• _EXTRACT TO READ_:
= = = = = = =
Power Outage Briefly Interrupts (but Doesn't Obstruct) Production of LG Texting Competition

Photo: Courtesy of LG Electronics

On the evening of January 25, the biggest problem for the folks behind LG's second annual World Cup competition wasn't the incoming blizzard, but rather an unexpected power outage. The Korean mobile phone company's international texting contest was slated to begin at 1 p.m. the following day, and the loss of electricity at Gotham Hall occurred just as producer Barkley Kalpak Associates and its crew of vendors were preparing for the event's tech rehearsal at 5:45 p.m. With the need for a substantial amount of uninterrupted electricity to feed moving lights, multiple projections and cameras, video, and sound, the team moved quickly to find a supply.

Working overnight, the venue's staff located a truck with a generator, and lighting supplier Bentley Meeker brought in extra hands to rerun the power distribution to all corners of the ballroom-style space. By 2 a.m., everything was up and running; the producers returned at 6 a.m. to begin writing lighting cues and started rehearsals at 8 a.m. The rest of the event went off without a hitch despite the interruption. Barkley Kalpak credits the timely resolution to the patience and composure of all parties involved.
= = = = = = =
• _RECORDED INFORMATION_:
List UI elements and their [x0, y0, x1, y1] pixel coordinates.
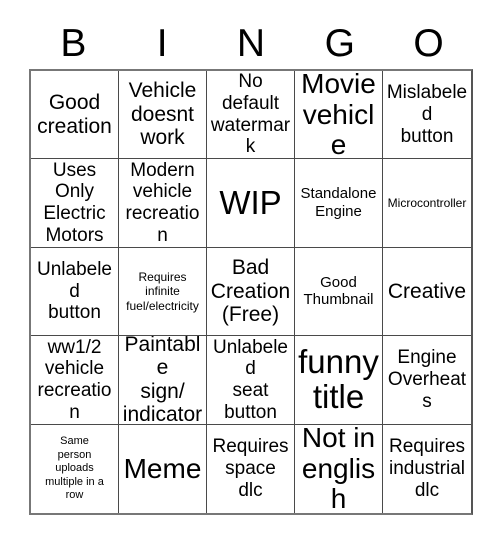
= = = = = = =
• _TASK_:
Answer from the article on the power outage at the LG texting competition:
(a) At what time was the tech rehearsal set to take place when the electricity failed?
(b) Which supplier brought in extra hands to rerun the power distribution?
(c) By what hour was everything up and running again?

• _EXPECTED ANSWER_:
(a) 5:45 p.m.
(b) Lighting supplier Bentley Meeker.
(c) 2 a.m.